Non si sa ancora quale sarà la politica di apertura dei dati generati dalla piattaforma (e, soprattutto, di quali dati), e su questo speriamo sinceramente di essere positivamente stupiti, riservandoci di fare un secondo articolo.

Ci limitiamo qui a trarre una breve serie di conclusioni.

Nel nostro mondo globalizzato e iperconnesso, nei nuovi modi del lavoro (della precarietà) e dell’abitare, serpeggia la difficoltà nel concepire e trovare di chi fidarsi. La politica ci ha deluso. Il lavoro ci ha deluso. La comunicazione ci ha deluso. Le scienze ci hanno deluso. Le nicchie informazionali in cui viviamo sono espressione diretta di questo sentire. Ci si chiude nelle sacche in cui si può dire che la Terra è piatta o che il cambiamento climatico non esiste: ci si sente di appartenere; si seguono le narrative che scorrono nella tribù; si trovano comunità di cui ci si può fidare, qualsiasi cosa dicano.

Il desiderio di trovare modelli e mezzi tecnici per automatizzare la fiducia è grande.

I rapporti vengono progressivamente formalizzati, codificati e transazionalizzati. Tutto diventa progressivamente una transazione che può essere ospitata su una blockchain o su una piattaforma, a cui può essere dato un valore: che siano cuoricini, token o euro fa poca differenza, purché si possano contare. A seconda del valore cambia il proprio ruolo. Può essere applicato su tutto: su un servizio, sull’arte, sulla partecipazione politica.

È la finanziarizzazione completa della vita.

Le cose, ovviamente, non devono andare per forza così.

Anziché realizzare piattaforme centrali – seppur con funzionalità di gestione territoriale – si potrebbe/dovrebbe scegliere la strada della cyberdiversità interoperabile, che consiste nel prendersi cura di territori, comunità e nicchie per abilitarli a costruire le proprie facoltà di autorappresentazione e assicurarsi che queste espressioni siano interoperabili, ovvero che gli effetti di queste rappresentazioni si possano propagare tra i sistemi: orizzontalmente, trasversalmente, verso l’alto e verso il basso, per rendere possibili sia gli scambi che i conflitti.

Stiamo parlando di uno sforzo concettuale e organizzativo che, prima di buttare giù una singola riga di codice, richiederebbe la creazione di azioni diffuse di formazione e immaginario. Invece avviene il contrario.

Le tecnologie sono prima di tutto una questione del sentire, e solo poi dell’usare.

Il rapporto tra esseri umani si può descrivere come un ciclo: gli esseri umani inventano le tecnologie e le tecnologie inventano gli esseri umani. Questo ciclo, attualmente, è pericolosamente asimmetrico: piccolissime parti della popolazione approntano gli strumenti che muteranno i molti.

È un approccio colonialista ed estrattivo, che a proporlo sia la destra o la sinistra. E, come vediamo negli ultimi anni, provoca nuove forme di lavoro su cui non ci sono patti sociali concordati dignitosamente tra le parti, problemi di sostenibilità psicologica diffusa, e approcci interventisti sulla psicologia delle persone tramite le tecniche di gamification, audience development e di engagement.

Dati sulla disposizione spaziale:
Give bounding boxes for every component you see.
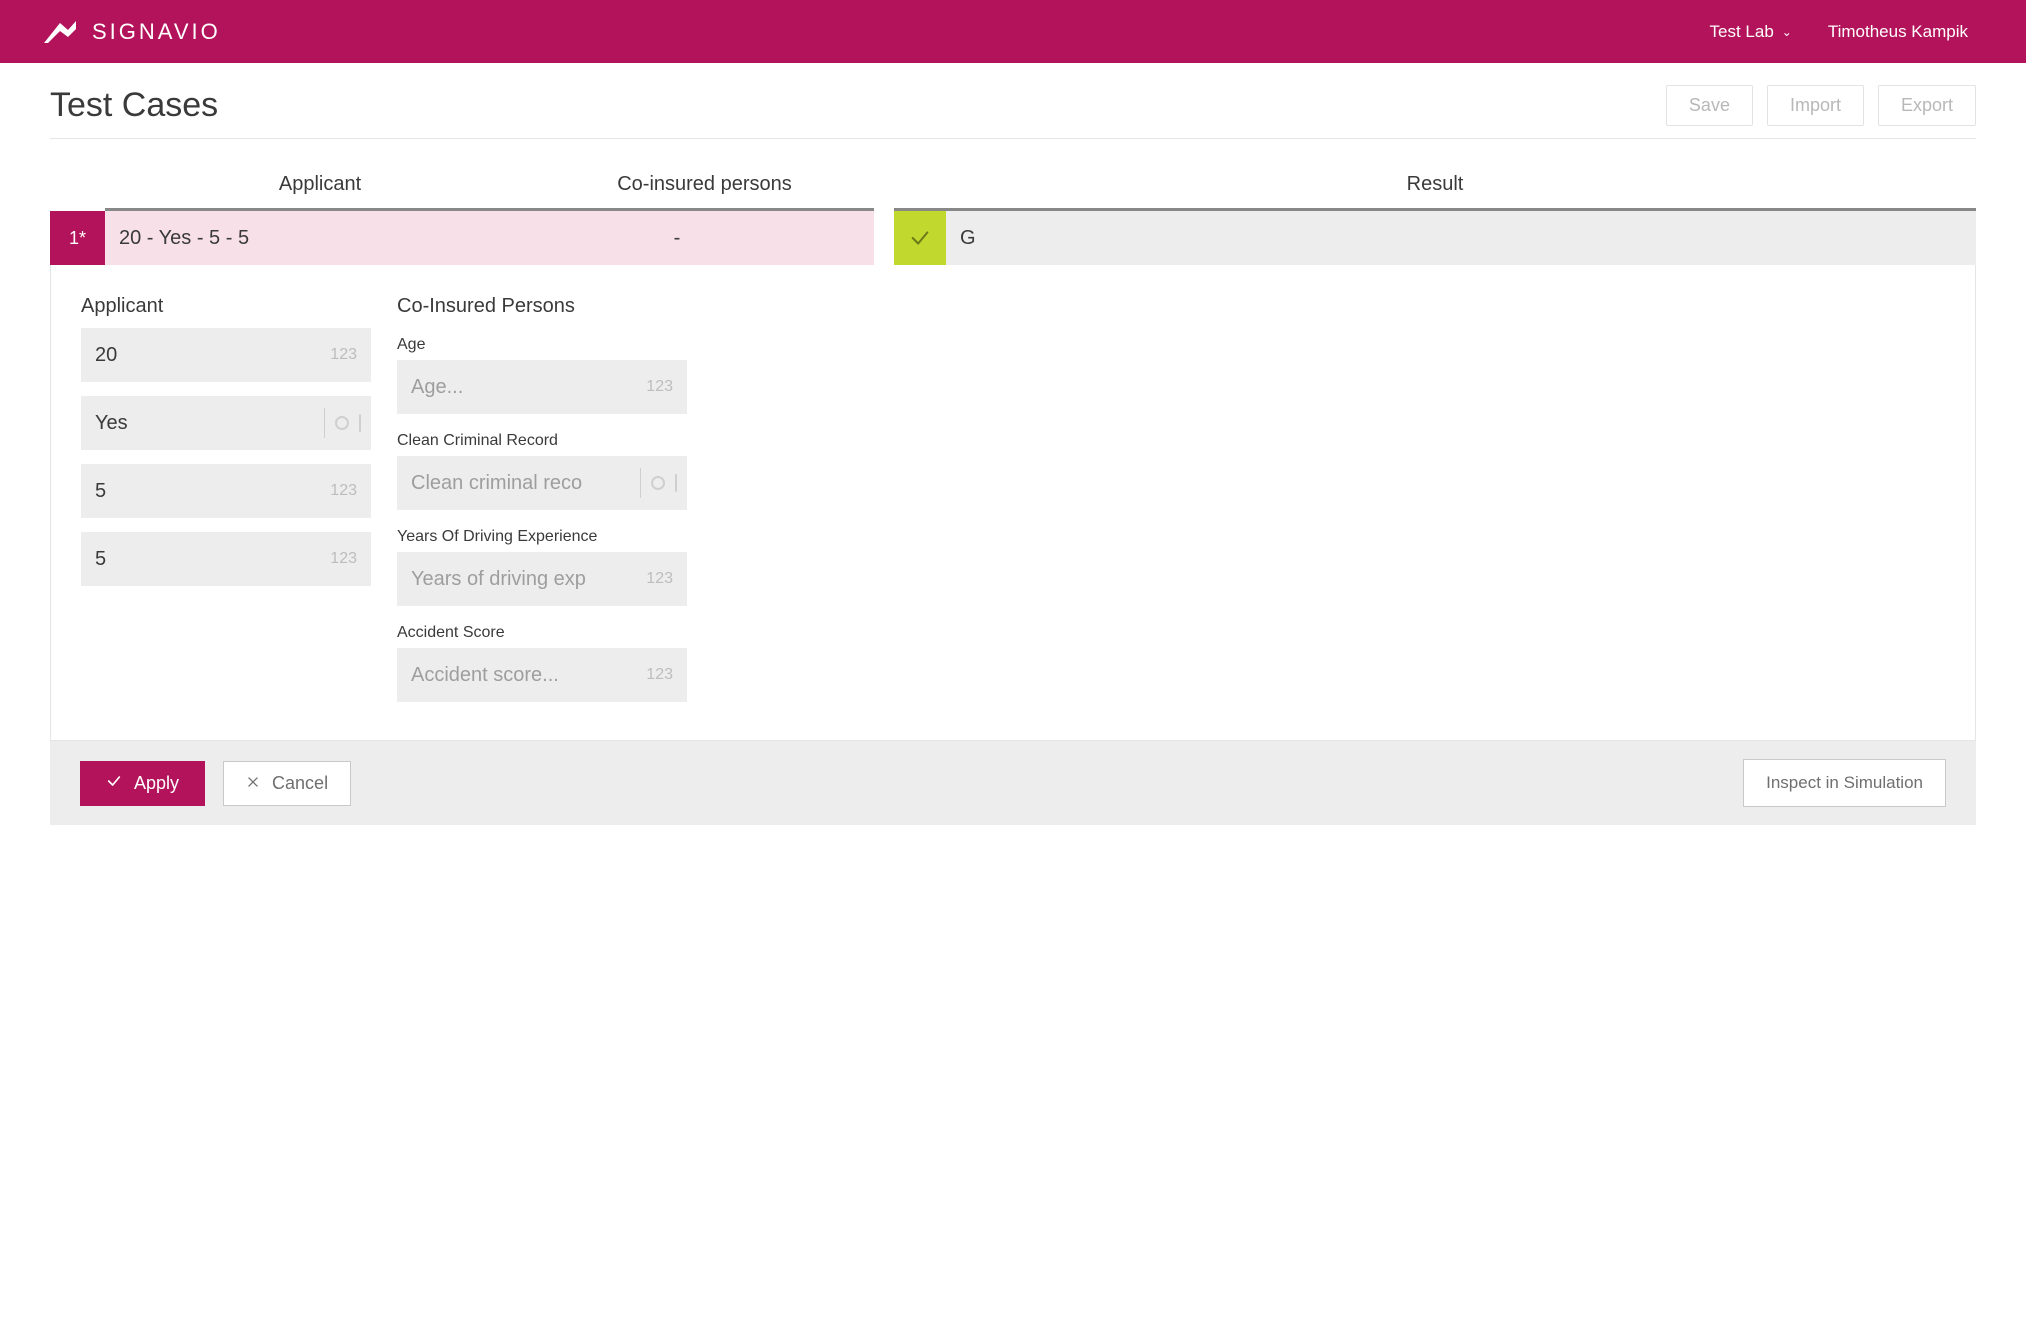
apply-label: Apply — [134, 773, 179, 794]
coinsured-accident-label: Accident Score — [397, 624, 687, 642]
coinsured-accident-field[interactable]: 123 — [397, 648, 687, 702]
nav-dropdown[interactable]: Test Lab ⌄ — [1692, 22, 1810, 42]
applicant-years-field[interactable]: 123 — [81, 464, 371, 518]
applicant-age-field[interactable]: 123 — [81, 328, 371, 382]
brand-name: SIGNAVIO — [92, 19, 221, 45]
coinsured-years-field[interactable]: 123 — [397, 552, 687, 606]
applicant-record-field[interactable] — [81, 396, 371, 450]
coinsured-years-label: Years Of Driving Experience — [397, 528, 687, 546]
applicant-title: Applicant — [81, 295, 371, 318]
row-applicant-summary: 20 - Yes - 5 - 5 — [105, 227, 480, 250]
coinsured-years-input[interactable] — [397, 552, 687, 606]
applicant-group: Applicant 123 123 123 — [81, 295, 371, 716]
table-header: Applicant Co-insured persons Result — [50, 173, 1976, 211]
import-button[interactable]: Import — [1767, 85, 1864, 126]
close-icon — [246, 773, 260, 794]
row-result-value: G — [946, 227, 976, 250]
cancel-label: Cancel — [272, 773, 328, 794]
row-coinsured-summary: - — [480, 227, 874, 250]
footer-bar: Apply Cancel Inspect in Simulation — [50, 741, 1976, 825]
user-name: Timotheus Kampik — [1828, 22, 1968, 42]
col-applicant: Applicant — [105, 173, 535, 211]
coinsured-title: Co-Insured Persons — [397, 295, 687, 318]
coinsured-group: Co-Insured Persons Age 123 Clean Crimina… — [397, 295, 687, 716]
chevron-down-icon: ⌄ — [1782, 25, 1792, 39]
applicant-years-input[interactable] — [81, 464, 371, 518]
apply-button[interactable]: Apply — [80, 761, 205, 806]
page-title: Test Cases — [50, 86, 218, 125]
coinsured-age-label: Age — [397, 336, 687, 354]
cancel-button[interactable]: Cancel — [223, 761, 351, 806]
applicant-record-input[interactable] — [81, 396, 371, 450]
col-result: Result — [894, 173, 1976, 211]
nav-label: Test Lab — [1710, 22, 1774, 42]
applicant-accident-field[interactable]: 123 — [81, 532, 371, 586]
user-menu[interactable]: Timotheus Kampik — [1810, 22, 1986, 42]
detail-panel: Applicant 123 123 123 Co-Insu — [50, 265, 1976, 741]
coinsured-record-field[interactable] — [397, 456, 687, 510]
coinsured-age-field[interactable]: 123 — [397, 360, 687, 414]
page-header: Test Cases Save Import Export — [50, 85, 1976, 139]
col-coinsured: Co-insured persons — [535, 173, 874, 211]
export-button[interactable]: Export — [1878, 85, 1976, 126]
coinsured-accident-input[interactable] — [397, 648, 687, 702]
coinsured-record-input[interactable] — [397, 456, 687, 510]
applicant-accident-input[interactable] — [81, 532, 371, 586]
check-icon — [106, 773, 122, 794]
table-row[interactable]: 1* 20 - Yes - 5 - 5 - G — [50, 211, 1976, 265]
applicant-age-input[interactable] — [81, 328, 371, 382]
row-number: 1* — [50, 211, 105, 265]
inspect-button[interactable]: Inspect in Simulation — [1743, 759, 1946, 807]
topbar: SIGNAVIO Test Lab ⌄ Timotheus Kampik — [0, 0, 2026, 63]
brand: SIGNAVIO — [40, 17, 221, 47]
coinsured-age-input[interactable] — [397, 360, 687, 414]
coinsured-record-label: Clean Criminal Record — [397, 432, 687, 450]
brand-icon — [40, 17, 80, 47]
save-button[interactable]: Save — [1666, 85, 1753, 126]
status-badge-pass — [894, 211, 946, 265]
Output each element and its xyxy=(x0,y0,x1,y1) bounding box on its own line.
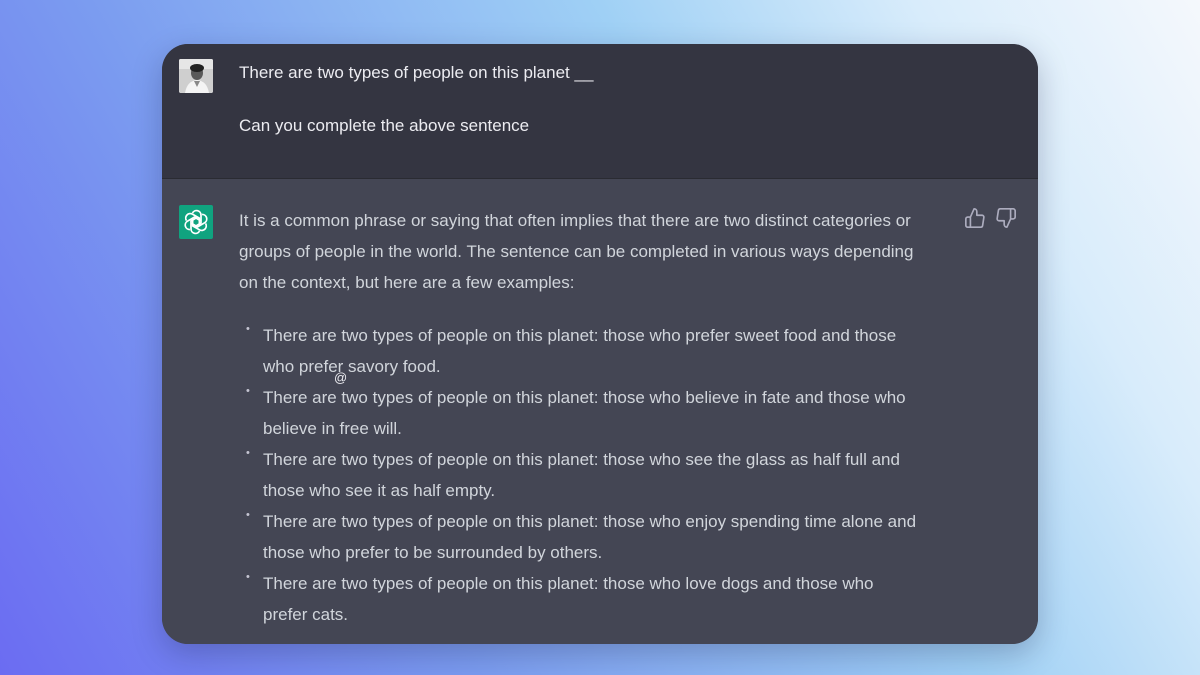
list-item-line: There are two types of people on this pl… xyxy=(263,450,900,469)
thumbs-up-icon xyxy=(965,208,985,228)
list-item-line: There are two types of people on this pl… xyxy=(263,388,906,407)
list-item-line: those who prefer to be surrounded by oth… xyxy=(263,543,603,562)
list-item: • There are two types of people on this … xyxy=(239,320,979,382)
chatgpt-logo-icon xyxy=(179,205,213,239)
list-item-line: There are two types of people on this pl… xyxy=(263,574,874,593)
bullet-point: • xyxy=(246,323,250,335)
user-message-line-2: Can you complete the above sentence xyxy=(239,116,530,135)
list-item-line: who prefer savory food. xyxy=(263,357,441,376)
examples-list: • There are two types of people on this … xyxy=(239,320,979,630)
bullet-point: • xyxy=(246,509,250,521)
list-item-line: There are two types of people on this pl… xyxy=(263,512,917,531)
list-item-line: those who see it as half empty. xyxy=(263,481,496,500)
list-item-line: believe in free will. xyxy=(263,419,402,438)
list-item: • There are two types of people on this … xyxy=(239,506,979,568)
list-item-line: There are two types of people on this pl… xyxy=(263,326,897,345)
intro-line: It is a common phrase or saying that oft… xyxy=(239,211,911,230)
thumbs-down-icon xyxy=(996,208,1016,228)
thumbs-down-button[interactable] xyxy=(995,207,1017,229)
mouse-cursor: @ xyxy=(334,370,348,385)
assistant-intro: It is a common phrase or saying that oft… xyxy=(239,205,959,298)
thumbs-up-button[interactable] xyxy=(964,207,986,229)
bullet-point: • xyxy=(246,571,250,583)
chat-window: There are two types of people on this pl… xyxy=(162,44,1038,644)
intro-line: groups of people in the world. The sente… xyxy=(239,242,914,261)
bullet-point: • xyxy=(246,385,250,397)
list-item: • There are two types of people on this … xyxy=(239,382,979,444)
intro-line: on the context, but here are a few examp… xyxy=(239,273,575,292)
list-item-line: prefer cats. xyxy=(263,605,349,624)
list-item: • There are two types of people on this … xyxy=(239,444,979,506)
user-message-line-1: There are two types of people on this pl… xyxy=(239,63,594,82)
user-message: There are two types of people on this pl… xyxy=(162,44,1038,179)
user-avatar xyxy=(179,59,213,93)
assistant-message: It is a common phrase or saying that oft… xyxy=(162,179,1038,644)
bullet-point: • xyxy=(246,447,250,459)
list-item: • There are two types of people on this … xyxy=(239,568,979,630)
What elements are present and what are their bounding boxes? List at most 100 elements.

> **Cosa fare**
• a. Indica se ciascuna affermazione concorda con il brano sulla fiducia e le tecnologie, rispondendo sì o no e citando alla lettera le parole decisive: (i) la politica di apertura dei dati della piattaforma è già nota; (ii) le tecnologie sono anzitutto una questione del sentire; (iii) l'approccio colonialista ed estrattivo viene proposto soltanto dalla destra.
• b. Per favore, elenca tutte le cose che, secondo il brano sulla fiducia e le tecnologie, ci hanno deluso.
• c. Riprendi il brano sulla fiducia e le tecnologie e proseguilo a partire dalla sua ultima frase.

> **Risposte**
• a.
(i) No: "Non si sa ancora quale sarà la politica di apertura dei dati generati dalla piattaforma"
(ii) Sì: "Le tecnologie sono prima di tutto una questione del sentire, e solo poi dell’usare."
(iii) No: "che a proporlo sia la destra o la sinistra"

• b. La politica, il lavoro, la comunicazione, le scienze.

• c.
Il rischio serio è di migrare da una piattaforma all’altra: uguale e con le stesse logiche, seppur open source. Per mancanza di altri immaginari su cosa possa essere una piattaforma, stiamo industrializzando i rapporti di fiducia, e codificando diminuisce la capacità di informalità e di convivialità della vita democratica e la stessa negoziabilità del reale.

Tutto si trasforma in un servizio e la politica gradualmente diventa customer satisfaction (soddisfazione del cliente).

È un altro realismo capitalista, per cui si fa fatica a immaginare qualcosa di diverso – tanto che a scrivere e ideare questa piattaforma sono attivisti che nella loro vita si sono battuti ovunque contro i populismi, i fascismi, i totalitarismi. E lo stesso sono invischiati in questo mono-immaginari.

Tutto ciò, secondo chi scrive, causerà grandi difficoltà per il manifestarsi dignitoso dei conflitti, per abbracciare la complessità dei compromessi e delle mediazioni necessari alla coesistenza nella diversità, contribuendo all’industrializzazione insostenibile della politica.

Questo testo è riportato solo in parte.